◆ **Data excerpts**
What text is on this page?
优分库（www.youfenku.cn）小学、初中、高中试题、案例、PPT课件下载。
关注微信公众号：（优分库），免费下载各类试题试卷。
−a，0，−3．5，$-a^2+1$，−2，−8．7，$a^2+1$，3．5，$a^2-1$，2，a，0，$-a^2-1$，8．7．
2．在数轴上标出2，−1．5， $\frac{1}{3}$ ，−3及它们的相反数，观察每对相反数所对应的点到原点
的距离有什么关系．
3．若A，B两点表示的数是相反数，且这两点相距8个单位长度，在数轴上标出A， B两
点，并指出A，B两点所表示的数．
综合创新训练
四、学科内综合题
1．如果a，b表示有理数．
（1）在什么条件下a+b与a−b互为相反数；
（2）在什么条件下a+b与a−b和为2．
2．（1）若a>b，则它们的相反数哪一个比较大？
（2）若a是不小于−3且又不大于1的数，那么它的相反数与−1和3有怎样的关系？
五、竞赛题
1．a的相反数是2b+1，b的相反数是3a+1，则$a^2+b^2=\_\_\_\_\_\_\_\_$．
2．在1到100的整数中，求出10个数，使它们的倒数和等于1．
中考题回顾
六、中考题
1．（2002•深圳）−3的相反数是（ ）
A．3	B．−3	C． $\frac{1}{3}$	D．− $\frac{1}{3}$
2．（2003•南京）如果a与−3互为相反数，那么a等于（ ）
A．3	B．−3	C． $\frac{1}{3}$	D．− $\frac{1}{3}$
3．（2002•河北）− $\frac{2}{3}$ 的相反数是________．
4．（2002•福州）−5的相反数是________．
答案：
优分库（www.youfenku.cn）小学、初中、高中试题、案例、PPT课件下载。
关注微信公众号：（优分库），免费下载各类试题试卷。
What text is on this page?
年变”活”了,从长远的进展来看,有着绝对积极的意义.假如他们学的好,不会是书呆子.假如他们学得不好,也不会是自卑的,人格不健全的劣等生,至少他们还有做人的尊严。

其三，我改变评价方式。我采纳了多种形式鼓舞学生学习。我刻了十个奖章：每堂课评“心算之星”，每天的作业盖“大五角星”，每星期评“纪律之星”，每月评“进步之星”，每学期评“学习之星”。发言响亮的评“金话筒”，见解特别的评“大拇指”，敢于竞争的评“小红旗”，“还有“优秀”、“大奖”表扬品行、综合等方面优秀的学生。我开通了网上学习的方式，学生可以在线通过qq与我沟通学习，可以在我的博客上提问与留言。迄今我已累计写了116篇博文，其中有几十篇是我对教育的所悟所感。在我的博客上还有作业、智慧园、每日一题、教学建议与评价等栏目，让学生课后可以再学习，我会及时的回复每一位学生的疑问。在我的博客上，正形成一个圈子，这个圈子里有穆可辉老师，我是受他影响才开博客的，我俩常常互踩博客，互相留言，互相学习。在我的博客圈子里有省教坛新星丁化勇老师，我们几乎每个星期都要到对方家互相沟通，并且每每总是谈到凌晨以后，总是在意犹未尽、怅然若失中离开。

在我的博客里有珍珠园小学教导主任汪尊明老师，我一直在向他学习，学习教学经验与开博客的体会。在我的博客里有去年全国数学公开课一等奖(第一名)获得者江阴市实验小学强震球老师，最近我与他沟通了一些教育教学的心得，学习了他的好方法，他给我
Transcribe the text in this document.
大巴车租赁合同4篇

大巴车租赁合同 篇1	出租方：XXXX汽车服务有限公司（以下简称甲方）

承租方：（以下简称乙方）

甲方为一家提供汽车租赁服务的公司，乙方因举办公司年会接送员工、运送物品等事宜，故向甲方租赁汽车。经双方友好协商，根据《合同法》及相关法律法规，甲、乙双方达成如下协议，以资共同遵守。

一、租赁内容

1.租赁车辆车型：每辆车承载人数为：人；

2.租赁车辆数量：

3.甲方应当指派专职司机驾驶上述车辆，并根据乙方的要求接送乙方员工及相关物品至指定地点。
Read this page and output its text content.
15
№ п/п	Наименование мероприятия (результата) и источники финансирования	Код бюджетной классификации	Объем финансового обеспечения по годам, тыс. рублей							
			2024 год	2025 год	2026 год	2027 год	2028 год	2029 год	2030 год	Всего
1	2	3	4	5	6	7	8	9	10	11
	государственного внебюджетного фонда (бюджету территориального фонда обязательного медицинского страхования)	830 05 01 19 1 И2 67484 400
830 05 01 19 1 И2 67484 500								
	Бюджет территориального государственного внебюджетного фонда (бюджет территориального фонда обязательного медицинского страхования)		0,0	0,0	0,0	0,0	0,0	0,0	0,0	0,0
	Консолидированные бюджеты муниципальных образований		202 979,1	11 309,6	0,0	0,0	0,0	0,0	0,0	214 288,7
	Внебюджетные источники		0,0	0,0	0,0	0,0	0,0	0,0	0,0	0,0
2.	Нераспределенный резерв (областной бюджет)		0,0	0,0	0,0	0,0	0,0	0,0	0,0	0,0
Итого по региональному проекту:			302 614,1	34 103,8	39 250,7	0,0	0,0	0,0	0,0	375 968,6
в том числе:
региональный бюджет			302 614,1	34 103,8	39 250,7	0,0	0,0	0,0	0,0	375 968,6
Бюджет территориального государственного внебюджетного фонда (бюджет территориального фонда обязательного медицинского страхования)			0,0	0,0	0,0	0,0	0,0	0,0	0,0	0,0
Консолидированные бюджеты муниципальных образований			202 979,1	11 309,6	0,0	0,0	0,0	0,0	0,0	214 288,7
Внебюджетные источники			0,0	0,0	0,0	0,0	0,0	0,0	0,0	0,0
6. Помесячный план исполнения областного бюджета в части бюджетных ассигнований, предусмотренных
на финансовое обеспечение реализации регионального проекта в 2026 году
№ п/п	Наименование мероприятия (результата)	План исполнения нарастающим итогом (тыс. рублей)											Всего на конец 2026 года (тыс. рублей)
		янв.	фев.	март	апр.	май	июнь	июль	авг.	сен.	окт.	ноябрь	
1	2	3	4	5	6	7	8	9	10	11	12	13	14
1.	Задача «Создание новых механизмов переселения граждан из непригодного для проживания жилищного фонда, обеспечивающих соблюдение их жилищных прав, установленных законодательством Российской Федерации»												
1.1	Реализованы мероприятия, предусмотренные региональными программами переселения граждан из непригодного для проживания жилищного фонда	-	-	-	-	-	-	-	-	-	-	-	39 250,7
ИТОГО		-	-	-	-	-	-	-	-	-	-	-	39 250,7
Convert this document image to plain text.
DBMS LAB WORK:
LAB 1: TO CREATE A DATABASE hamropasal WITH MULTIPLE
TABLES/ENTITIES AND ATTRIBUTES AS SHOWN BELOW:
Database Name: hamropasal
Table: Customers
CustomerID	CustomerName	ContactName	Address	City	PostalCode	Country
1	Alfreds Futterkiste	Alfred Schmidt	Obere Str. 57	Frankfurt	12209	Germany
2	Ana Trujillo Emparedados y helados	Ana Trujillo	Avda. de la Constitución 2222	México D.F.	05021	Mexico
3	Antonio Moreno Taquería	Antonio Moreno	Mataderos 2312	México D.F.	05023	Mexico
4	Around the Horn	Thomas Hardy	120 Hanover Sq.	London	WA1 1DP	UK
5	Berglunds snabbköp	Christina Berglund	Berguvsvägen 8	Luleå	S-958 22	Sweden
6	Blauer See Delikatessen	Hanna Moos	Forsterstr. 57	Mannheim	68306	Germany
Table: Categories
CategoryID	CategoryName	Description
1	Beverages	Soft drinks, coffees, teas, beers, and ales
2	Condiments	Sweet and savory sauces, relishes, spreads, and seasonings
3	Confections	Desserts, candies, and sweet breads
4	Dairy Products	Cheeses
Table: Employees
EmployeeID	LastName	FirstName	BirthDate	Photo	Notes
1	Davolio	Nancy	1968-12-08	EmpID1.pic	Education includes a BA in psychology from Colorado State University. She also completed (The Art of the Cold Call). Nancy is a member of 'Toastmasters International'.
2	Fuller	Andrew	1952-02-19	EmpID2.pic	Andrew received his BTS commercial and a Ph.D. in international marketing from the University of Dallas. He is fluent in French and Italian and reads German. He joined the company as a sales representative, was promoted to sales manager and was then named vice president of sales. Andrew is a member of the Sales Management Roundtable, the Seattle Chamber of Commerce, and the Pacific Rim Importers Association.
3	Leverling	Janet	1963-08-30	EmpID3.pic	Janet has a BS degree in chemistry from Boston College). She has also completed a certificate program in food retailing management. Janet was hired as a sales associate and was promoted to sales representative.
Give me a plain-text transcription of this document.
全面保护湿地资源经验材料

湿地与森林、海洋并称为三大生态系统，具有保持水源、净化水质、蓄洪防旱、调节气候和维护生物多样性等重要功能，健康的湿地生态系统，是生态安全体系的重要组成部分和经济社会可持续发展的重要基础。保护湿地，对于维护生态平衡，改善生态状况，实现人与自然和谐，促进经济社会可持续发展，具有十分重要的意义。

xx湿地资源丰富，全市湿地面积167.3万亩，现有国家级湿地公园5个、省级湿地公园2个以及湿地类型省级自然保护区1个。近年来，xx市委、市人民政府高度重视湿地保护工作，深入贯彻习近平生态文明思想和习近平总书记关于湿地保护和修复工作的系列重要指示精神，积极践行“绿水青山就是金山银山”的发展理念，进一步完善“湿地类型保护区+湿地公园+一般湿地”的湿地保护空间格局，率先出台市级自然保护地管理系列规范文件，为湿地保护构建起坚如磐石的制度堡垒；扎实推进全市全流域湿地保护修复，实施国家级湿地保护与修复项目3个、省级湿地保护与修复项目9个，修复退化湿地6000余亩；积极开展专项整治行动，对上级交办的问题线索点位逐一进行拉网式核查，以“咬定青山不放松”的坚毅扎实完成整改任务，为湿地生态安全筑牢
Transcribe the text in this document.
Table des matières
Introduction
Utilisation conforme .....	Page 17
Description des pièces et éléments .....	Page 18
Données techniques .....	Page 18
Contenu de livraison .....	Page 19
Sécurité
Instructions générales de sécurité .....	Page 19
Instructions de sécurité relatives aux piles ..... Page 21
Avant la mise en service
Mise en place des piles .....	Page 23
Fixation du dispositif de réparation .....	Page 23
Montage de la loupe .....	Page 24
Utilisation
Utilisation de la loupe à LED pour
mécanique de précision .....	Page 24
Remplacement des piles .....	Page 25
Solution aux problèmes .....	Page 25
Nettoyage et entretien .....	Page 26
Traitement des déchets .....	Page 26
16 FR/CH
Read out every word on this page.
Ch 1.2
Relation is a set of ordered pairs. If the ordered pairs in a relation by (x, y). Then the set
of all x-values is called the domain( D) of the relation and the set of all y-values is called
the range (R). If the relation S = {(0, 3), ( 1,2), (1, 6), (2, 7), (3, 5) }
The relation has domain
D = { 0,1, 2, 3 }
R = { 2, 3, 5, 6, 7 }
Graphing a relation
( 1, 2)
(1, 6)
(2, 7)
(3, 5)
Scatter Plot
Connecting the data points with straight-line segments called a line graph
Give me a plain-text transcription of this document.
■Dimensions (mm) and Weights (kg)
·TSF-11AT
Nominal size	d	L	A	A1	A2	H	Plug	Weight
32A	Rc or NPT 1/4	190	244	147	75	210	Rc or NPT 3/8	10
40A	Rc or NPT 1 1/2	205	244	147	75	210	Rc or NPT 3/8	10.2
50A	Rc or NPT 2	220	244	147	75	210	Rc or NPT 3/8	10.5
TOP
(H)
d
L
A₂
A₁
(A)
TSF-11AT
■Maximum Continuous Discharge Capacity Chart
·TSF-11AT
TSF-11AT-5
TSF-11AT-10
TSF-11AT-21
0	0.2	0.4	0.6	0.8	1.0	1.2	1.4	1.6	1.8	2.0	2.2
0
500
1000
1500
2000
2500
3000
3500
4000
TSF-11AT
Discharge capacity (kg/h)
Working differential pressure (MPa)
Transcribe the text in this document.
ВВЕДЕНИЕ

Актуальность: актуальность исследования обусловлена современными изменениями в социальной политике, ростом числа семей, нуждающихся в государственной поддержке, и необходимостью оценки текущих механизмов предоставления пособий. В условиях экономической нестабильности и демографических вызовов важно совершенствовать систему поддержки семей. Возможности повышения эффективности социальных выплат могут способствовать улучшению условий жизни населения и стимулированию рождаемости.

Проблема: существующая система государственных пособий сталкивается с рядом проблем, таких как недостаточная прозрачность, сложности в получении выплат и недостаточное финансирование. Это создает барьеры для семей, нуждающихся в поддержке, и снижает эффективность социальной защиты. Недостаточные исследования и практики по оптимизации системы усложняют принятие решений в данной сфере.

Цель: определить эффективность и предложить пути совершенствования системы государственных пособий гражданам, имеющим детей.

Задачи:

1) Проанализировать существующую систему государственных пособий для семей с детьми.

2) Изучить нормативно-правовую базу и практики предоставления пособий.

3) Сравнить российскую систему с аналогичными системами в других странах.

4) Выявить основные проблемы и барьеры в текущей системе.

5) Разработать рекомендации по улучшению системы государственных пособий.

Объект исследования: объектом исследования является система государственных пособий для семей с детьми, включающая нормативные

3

◆ **REQUIREMENTS**
Search the lines for the string "жилищного" and copy every line that has it.

◆ **REPLY**
1.	Задача «Создание новых механизмов переселения граждан из непригодного для проживания жилищного фонда, обеспечивающих соблюдение их жилищных прав, установленных законодательством Российской Федерации»												
1.1	Реализованы мероприятия, предусмотренные региональными программами переселения граждан из непригодного для проживания жилищного фонда	-	-	-	-	-	-	-	-	-	-	-	39 250,7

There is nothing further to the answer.